Every line with the word "JSON" in it should be extracted from the data that follows.

══════

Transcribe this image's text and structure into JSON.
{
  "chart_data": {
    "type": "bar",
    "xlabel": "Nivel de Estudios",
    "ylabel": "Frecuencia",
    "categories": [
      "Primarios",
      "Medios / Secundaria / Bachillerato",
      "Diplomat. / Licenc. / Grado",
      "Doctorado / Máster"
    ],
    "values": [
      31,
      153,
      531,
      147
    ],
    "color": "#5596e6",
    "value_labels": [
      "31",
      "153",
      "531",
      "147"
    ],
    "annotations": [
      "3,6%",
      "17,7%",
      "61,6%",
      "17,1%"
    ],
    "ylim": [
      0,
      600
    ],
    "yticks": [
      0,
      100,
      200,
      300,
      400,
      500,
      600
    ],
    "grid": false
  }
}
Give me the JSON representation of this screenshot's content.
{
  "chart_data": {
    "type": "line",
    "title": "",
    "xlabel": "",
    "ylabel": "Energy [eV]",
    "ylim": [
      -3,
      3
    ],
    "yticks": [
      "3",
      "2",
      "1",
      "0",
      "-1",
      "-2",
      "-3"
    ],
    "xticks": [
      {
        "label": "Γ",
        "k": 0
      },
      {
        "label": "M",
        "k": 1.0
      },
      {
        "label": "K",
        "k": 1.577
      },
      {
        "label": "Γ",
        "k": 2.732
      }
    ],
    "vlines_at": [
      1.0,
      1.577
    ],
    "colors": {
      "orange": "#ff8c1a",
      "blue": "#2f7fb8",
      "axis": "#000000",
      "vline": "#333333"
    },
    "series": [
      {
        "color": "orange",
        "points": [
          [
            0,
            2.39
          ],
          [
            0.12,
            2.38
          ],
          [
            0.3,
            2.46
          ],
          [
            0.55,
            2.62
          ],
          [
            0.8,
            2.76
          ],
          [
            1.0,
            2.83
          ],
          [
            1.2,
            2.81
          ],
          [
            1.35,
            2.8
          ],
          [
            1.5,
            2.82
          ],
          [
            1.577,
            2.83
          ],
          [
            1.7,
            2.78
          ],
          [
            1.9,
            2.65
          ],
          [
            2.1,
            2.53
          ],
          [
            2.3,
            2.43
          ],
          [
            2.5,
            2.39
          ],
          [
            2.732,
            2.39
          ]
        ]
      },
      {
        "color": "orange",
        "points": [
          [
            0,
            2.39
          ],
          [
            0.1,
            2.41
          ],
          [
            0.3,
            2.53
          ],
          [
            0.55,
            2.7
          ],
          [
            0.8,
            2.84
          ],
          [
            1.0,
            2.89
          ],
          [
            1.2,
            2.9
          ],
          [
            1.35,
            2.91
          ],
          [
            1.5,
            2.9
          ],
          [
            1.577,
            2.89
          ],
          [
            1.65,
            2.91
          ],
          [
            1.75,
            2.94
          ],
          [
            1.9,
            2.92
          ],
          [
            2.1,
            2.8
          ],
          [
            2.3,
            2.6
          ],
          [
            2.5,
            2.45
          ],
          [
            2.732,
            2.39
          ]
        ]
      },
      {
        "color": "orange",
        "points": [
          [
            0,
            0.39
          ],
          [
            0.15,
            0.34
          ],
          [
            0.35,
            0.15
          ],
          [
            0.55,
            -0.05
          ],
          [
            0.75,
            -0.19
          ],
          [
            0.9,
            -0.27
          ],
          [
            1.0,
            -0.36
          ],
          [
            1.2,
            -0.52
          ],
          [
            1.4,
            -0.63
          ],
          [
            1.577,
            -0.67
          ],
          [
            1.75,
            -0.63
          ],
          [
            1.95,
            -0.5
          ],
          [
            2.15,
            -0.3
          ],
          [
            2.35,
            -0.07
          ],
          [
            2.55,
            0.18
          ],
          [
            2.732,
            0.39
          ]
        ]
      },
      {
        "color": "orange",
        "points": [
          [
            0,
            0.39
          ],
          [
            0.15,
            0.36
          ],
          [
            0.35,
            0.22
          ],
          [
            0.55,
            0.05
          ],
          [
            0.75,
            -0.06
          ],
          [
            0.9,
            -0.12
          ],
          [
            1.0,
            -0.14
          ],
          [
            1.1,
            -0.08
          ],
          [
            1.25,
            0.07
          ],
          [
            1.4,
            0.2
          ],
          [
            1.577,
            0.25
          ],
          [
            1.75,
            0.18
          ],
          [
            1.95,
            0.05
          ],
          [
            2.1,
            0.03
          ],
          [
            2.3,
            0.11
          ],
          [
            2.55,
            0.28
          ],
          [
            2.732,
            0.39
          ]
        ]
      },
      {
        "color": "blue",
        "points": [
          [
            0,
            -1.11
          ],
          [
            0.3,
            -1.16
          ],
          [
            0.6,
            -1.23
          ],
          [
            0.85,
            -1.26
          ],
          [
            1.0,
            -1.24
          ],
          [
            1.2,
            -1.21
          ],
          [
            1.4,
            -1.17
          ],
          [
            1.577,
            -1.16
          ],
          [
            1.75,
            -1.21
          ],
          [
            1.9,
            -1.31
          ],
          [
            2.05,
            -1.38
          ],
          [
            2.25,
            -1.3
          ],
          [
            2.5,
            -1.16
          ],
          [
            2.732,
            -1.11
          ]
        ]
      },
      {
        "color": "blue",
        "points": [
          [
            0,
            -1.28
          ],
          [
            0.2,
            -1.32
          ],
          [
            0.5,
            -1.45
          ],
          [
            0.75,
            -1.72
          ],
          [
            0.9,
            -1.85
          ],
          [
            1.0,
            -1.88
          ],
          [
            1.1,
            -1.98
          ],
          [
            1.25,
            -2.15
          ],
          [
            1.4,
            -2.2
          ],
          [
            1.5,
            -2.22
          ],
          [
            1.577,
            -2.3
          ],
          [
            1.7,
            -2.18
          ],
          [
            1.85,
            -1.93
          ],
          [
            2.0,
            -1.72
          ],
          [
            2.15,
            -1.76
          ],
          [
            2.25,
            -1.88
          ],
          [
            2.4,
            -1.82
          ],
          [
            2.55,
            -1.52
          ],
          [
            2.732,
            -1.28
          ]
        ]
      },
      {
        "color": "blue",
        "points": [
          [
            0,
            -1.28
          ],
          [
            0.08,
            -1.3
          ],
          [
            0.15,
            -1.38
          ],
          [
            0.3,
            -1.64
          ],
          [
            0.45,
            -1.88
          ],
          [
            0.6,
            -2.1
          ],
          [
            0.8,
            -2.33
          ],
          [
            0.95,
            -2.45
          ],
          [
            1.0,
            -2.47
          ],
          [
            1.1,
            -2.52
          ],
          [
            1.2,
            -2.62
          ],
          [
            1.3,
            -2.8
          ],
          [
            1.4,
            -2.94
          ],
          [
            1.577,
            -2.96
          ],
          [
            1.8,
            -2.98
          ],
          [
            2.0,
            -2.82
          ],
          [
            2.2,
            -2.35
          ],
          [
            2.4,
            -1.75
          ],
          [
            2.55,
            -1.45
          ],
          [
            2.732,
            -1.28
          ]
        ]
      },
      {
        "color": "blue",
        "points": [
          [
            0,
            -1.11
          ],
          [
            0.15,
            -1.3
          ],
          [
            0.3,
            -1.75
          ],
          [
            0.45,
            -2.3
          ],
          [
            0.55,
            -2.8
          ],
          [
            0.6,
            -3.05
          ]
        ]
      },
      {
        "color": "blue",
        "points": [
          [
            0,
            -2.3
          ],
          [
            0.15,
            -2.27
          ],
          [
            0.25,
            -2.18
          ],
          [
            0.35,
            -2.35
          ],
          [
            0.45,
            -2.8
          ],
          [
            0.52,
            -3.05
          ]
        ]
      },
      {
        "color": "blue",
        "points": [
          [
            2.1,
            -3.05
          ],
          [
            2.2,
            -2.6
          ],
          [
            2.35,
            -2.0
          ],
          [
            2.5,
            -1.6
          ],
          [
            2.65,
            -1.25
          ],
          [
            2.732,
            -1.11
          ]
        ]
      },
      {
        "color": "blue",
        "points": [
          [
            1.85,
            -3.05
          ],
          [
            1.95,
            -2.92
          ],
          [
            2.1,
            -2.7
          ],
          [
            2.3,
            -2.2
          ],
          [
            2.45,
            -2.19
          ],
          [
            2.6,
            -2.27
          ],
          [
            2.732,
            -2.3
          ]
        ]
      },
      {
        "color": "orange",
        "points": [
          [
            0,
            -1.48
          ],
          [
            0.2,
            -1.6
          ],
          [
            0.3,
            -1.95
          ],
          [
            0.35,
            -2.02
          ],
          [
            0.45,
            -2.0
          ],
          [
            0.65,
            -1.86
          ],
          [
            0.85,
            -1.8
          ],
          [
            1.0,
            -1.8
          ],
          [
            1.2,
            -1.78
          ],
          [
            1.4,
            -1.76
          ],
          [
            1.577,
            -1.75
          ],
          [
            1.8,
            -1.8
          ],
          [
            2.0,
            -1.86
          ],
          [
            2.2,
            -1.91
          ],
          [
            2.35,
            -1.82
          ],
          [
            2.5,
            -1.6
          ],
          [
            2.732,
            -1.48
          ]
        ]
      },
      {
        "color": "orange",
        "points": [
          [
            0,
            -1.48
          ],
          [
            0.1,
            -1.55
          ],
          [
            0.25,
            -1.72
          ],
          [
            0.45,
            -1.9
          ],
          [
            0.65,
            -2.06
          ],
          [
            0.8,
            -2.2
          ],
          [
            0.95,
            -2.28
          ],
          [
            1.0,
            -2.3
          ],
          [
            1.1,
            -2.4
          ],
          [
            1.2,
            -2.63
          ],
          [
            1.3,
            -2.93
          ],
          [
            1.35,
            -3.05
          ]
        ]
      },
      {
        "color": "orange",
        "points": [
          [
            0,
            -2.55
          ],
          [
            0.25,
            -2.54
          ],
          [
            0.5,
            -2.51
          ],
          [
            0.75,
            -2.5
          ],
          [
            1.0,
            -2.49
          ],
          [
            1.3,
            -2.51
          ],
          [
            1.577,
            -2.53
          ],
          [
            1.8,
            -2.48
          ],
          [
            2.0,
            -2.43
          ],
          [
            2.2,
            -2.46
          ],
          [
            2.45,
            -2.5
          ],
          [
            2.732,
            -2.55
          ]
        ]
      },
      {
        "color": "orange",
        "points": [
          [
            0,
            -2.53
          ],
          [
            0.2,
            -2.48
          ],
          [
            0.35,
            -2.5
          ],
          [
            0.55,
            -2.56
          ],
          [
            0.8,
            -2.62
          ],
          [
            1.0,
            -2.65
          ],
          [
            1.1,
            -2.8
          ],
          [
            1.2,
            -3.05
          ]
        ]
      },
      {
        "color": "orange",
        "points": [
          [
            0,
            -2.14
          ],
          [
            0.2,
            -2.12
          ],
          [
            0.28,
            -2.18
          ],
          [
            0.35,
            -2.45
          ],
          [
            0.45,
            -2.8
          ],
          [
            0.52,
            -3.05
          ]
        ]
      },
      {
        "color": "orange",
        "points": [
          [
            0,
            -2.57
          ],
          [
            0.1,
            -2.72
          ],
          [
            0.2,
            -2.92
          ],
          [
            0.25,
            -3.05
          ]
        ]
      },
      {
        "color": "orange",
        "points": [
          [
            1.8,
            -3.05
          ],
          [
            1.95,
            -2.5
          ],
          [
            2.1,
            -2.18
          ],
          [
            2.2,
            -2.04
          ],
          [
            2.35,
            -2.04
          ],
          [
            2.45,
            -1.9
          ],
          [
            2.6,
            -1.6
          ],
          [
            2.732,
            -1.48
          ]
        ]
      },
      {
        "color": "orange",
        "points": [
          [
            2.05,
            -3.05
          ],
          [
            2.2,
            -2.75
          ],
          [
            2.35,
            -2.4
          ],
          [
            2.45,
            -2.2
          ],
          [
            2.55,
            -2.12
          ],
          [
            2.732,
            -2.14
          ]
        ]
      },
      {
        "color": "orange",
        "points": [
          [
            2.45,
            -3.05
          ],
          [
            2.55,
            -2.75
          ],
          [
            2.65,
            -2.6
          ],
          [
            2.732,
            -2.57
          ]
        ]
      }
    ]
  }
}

══════

[ANSWER FOR THE TASK]:
Transcribe this image's text and structure into JSON.
Give me the JSON representation of this screenshot's content.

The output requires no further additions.